*What to do*
Return all lines below containing the word "type".

*Records for processing*
[start]
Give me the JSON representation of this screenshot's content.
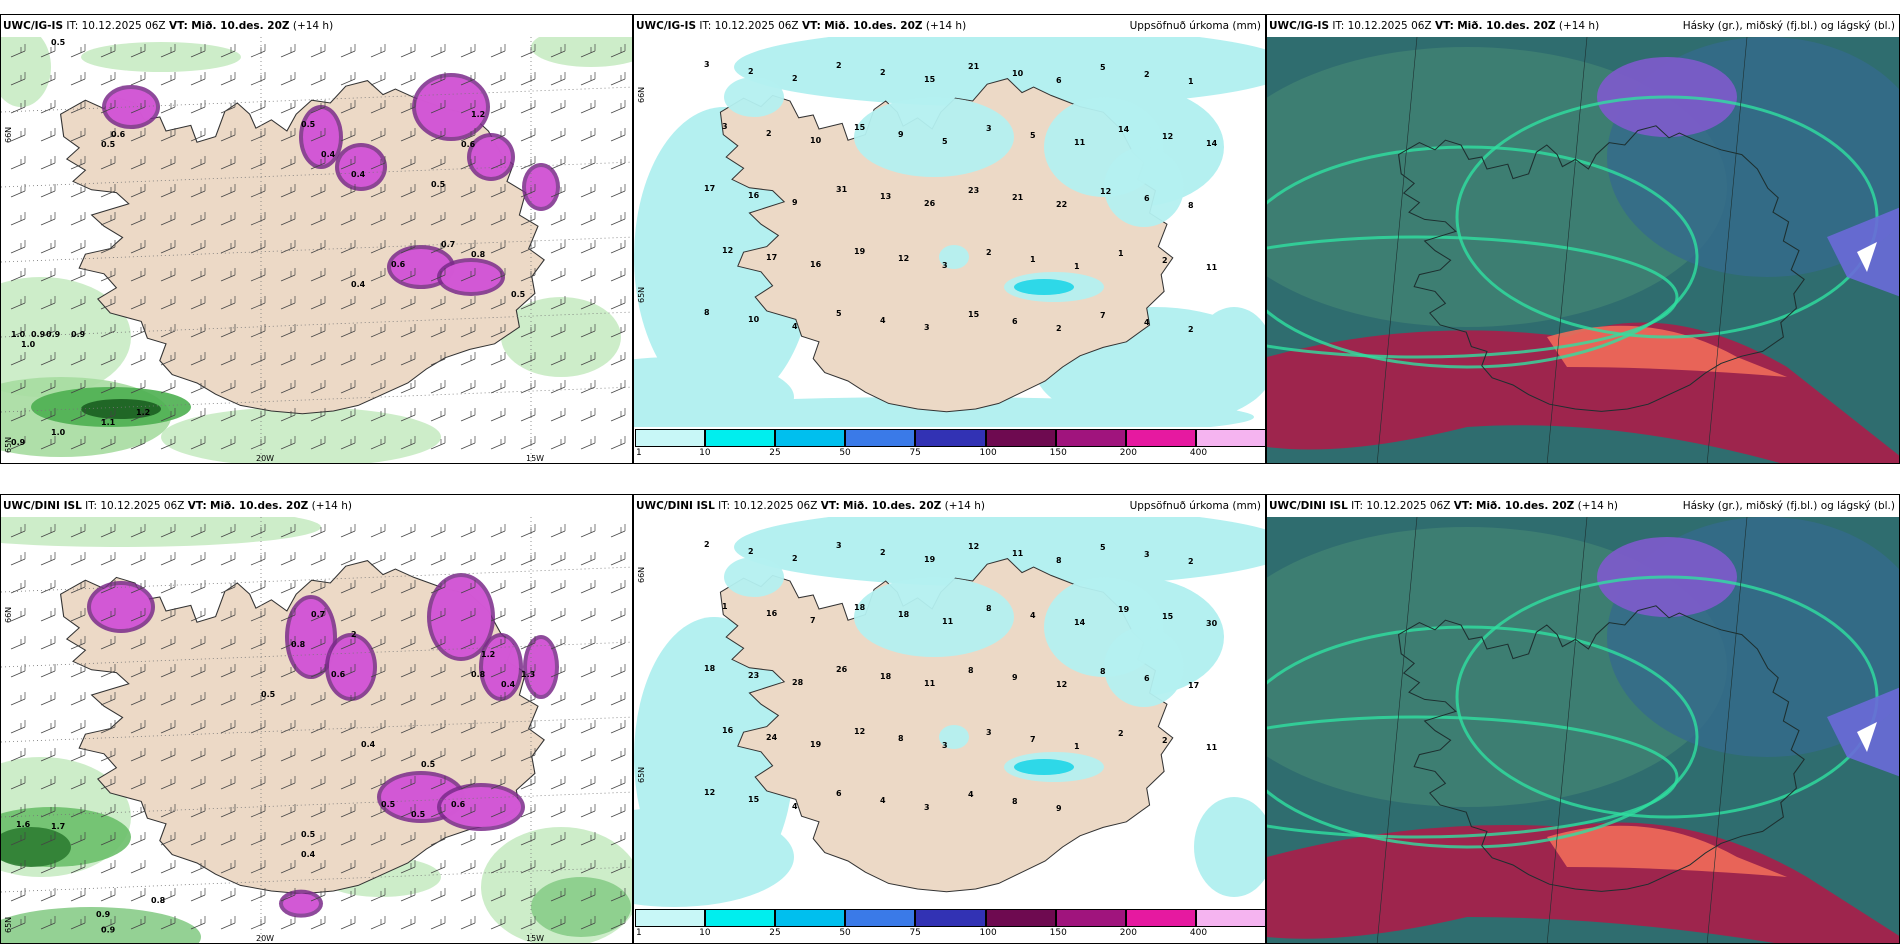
{
  "top": {
    "p1": {
      "model": "UWC/IG-IS",
      "it_label": "IT:",
      "it": "10.12.2025 06Z",
      "vt_label": "VT:",
      "vt": "Mið. 10.des. 20Z",
      "lead": "(+14 h)",
      "lon1": "20W",
      "lon2": "15W",
      "lat1": "66N",
      "lat2": "65N",
      "values": [
        "0.5",
        "1.0",
        "0.9",
        "0.9",
        "0.9",
        "1.1",
        "1.2",
        "1.0",
        "0.9",
        "0.6",
        "0.5",
        "0.5",
        "0.4",
        "0.4",
        "1.2",
        "0.6",
        "0.5",
        "0.7",
        "0.8",
        "0.6",
        "0.4",
        "1.0",
        "0.5"
      ]
    },
    "p2": {
      "model": "UWC/IG-IS",
      "it_label": "IT:",
      "it": "10.12.2025 06Z",
      "vt_label": "VT:",
      "vt": "Mið. 10.des. 20Z",
      "lead": "(+14 h)",
      "title": "Uppsöfnuð úrkoma (mm)",
      "lat": "66N",
      "lat2": "65N",
      "values": [
        "3",
        "2",
        "2",
        "2",
        "2",
        "15",
        "21",
        "10",
        "6",
        "5",
        "2",
        "1",
        "3",
        "2",
        "10",
        "15",
        "9",
        "5",
        "3",
        "5",
        "11",
        "14",
        "12",
        "14",
        "17",
        "16",
        "9",
        "31",
        "13",
        "26",
        "23",
        "21",
        "22",
        "12",
        "6",
        "8",
        "12",
        "17",
        "16",
        "19",
        "12",
        "3",
        "2",
        "1",
        "1",
        "1",
        "2",
        "11",
        "8",
        "10",
        "4",
        "5",
        "4",
        "3",
        "15",
        "6",
        "2",
        "7",
        "4",
        "2"
      ]
    },
    "p3": {
      "model": "UWC/IG-IS",
      "it_label": "IT:",
      "it": "10.12.2025 06Z",
      "vt_label": "VT:",
      "vt": "Mið. 10.des. 20Z",
      "lead": "(+14 h)",
      "title": "Hásky (gr.), miðský (fj.bl.) og lágský (bl.)"
    }
  },
  "bottom": {
    "p1": {
      "model": "UWC/DINI ISL",
      "it_label": "IT:",
      "it": "10.12.2025 06Z",
      "vt_label": "VT:",
      "vt": "Mið. 10.des. 20Z",
      "lead": "(+14 h)",
      "lon1": "20W",
      "lon2": "15W",
      "lat1": "66N",
      "lat2": "65N",
      "values": [
        "1.6",
        "1.7",
        "0.9",
        "0.8",
        "0.9",
        "0.4",
        "0.5",
        "0.6",
        "0.4",
        "0.5",
        "0.6",
        "1.2",
        "0.8",
        "0.5",
        "0.5",
        "0.4",
        "1.3",
        "2",
        "0.8",
        "0.7",
        "0.5"
      ]
    },
    "p2": {
      "model": "UWC/DINI ISL",
      "it_label": "IT:",
      "it": "10.12.2025 06Z",
      "vt_label": "VT:",
      "vt": "Mið. 10.des. 20Z",
      "lead": "(+14 h)",
      "title": "Uppsöfnuð úrkoma (mm)",
      "lat": "66N",
      "lat2": "65N",
      "values": [
        "2",
        "2",
        "2",
        "3",
        "2",
        "19",
        "12",
        "11",
        "8",
        "5",
        "3",
        "2",
        "1",
        "16",
        "7",
        "18",
        "18",
        "11",
        "8",
        "4",
        "14",
        "19",
        "15",
        "30",
        "18",
        "23",
        "28",
        "26",
        "18",
        "11",
        "8",
        "9",
        "12",
        "8",
        "6",
        "17",
        "16",
        "24",
        "19",
        "12",
        "8",
        "3",
        "3",
        "7",
        "1",
        "2",
        "2",
        "11",
        "12",
        "15",
        "4",
        "6",
        "4",
        "3",
        "4",
        "8",
        "9"
      ]
    },
    "p3": {
      "model": "UWC/DINI ISL",
      "it_label": "IT:",
      "it": "10.12.2025 06Z",
      "vt_label": "VT:",
      "vt": "Mið. 10.des. 20Z",
      "lead": "(+14 h)",
      "title": "Hásky (gr.), miðský (fj.bl.) og lágský (bl.)"
    }
  },
  "colorbar": {
    "ticks": [
      "1",
      "10",
      "25",
      "50",
      "75",
      "100",
      "150",
      "200",
      "400"
    ],
    "colors": [
      "#c8f7f7",
      "#00eeee",
      "#00bfee",
      "#3a7ae8",
      "#3232b4",
      "#6e0a50",
      "#a0147d",
      "#e619a0",
      "#f5b4f0"
    ]
  },
  "colors": {
    "land": "#ecd9c6",
    "sea": "#ffffff",
    "precip": "#b4f0f0",
    "green_light": "#c8ebc3",
    "green_dark": "#2e7d32",
    "pink": "#d65ad8",
    "purple": "#7a2a8a",
    "cloud_dark": "#2f5d5f",
    "cloud_red": "#a8204a"
  }
}
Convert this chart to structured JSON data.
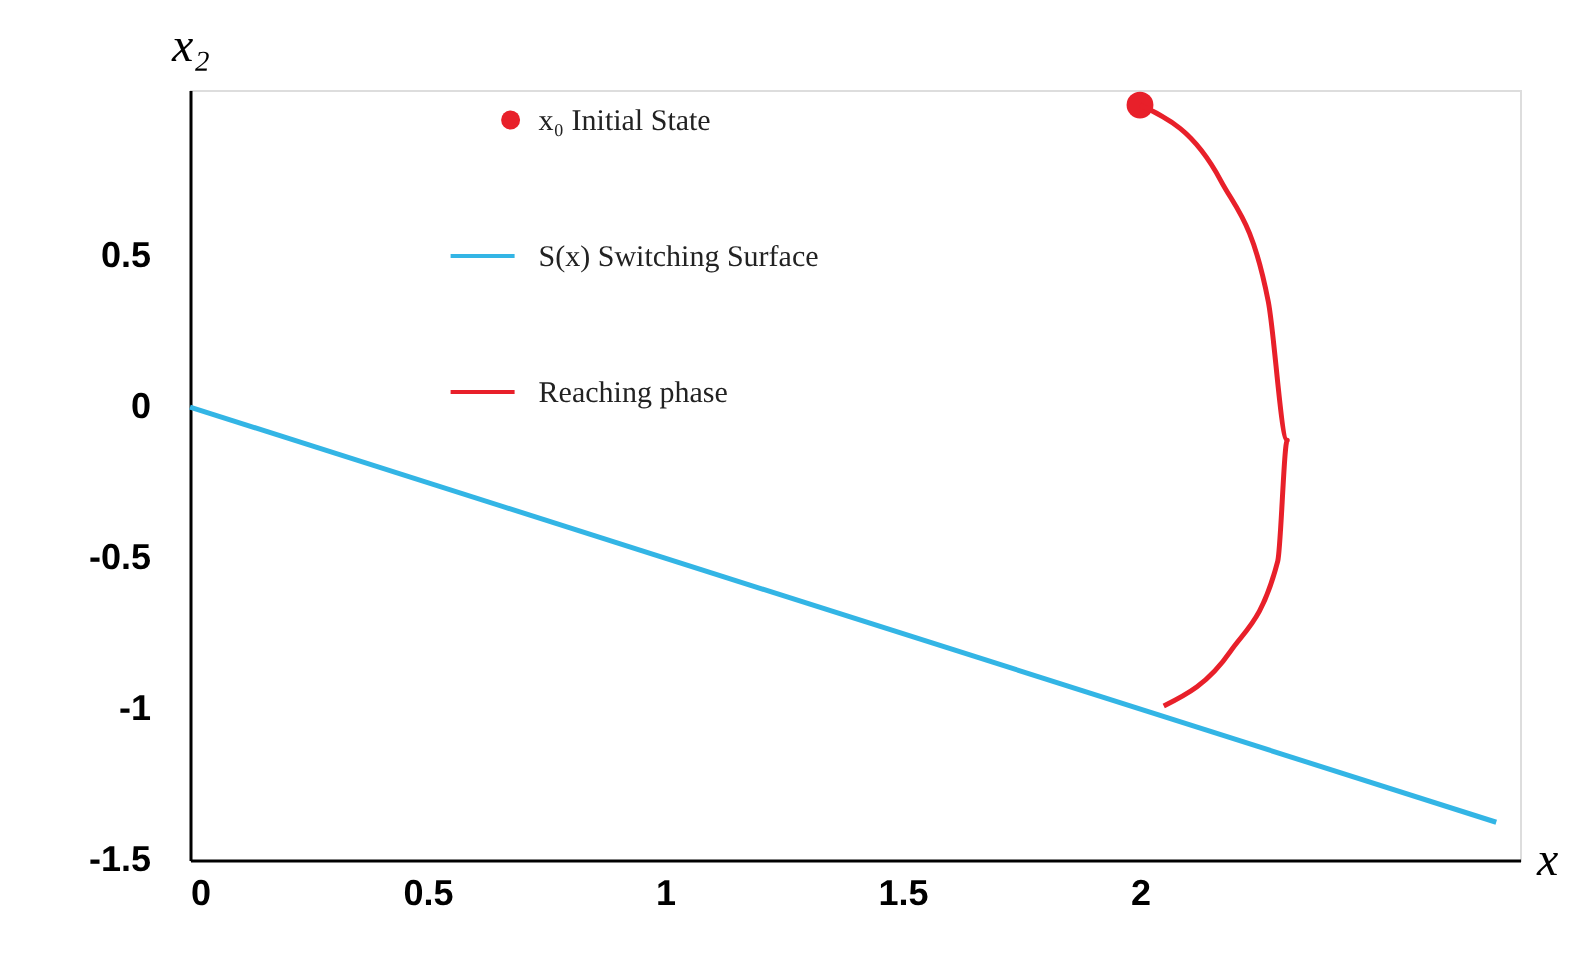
{
  "chart_data": {
    "type": "line",
    "xlabel": "x",
    "ylabel": "x₂",
    "xlim": [
      0,
      2.8
    ],
    "ylim": [
      -1.5,
      1.05
    ],
    "xticks": [
      0,
      0.5,
      1,
      1.5,
      2
    ],
    "yticks": [
      -1.5,
      -1,
      -0.5,
      0,
      0.5
    ],
    "legend": "top",
    "series": [
      {
        "name": "x₀ Initial State",
        "type": "scatter",
        "marker": "circle",
        "color": "#e8202a",
        "x": [
          2.0
        ],
        "values": [
          1.0
        ]
      },
      {
        "name": "S(x) Switching Surface",
        "type": "line",
        "color": "#33b5e5",
        "x": [
          0,
          2.75
        ],
        "values": [
          0,
          -1.375
        ]
      },
      {
        "name": "Reaching phase",
        "type": "line",
        "color": "#e8202a",
        "x": [
          2.0,
          2.17,
          2.27,
          2.31,
          2.29,
          2.19,
          2.05
        ],
        "values": [
          1.0,
          0.75,
          0.35,
          -0.11,
          -0.51,
          -0.81,
          -0.99
        ]
      }
    ]
  }
}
[end]
*Task output*
    "type": "line",
        "type": "scatter",
        "type": "line",
        "type": "line",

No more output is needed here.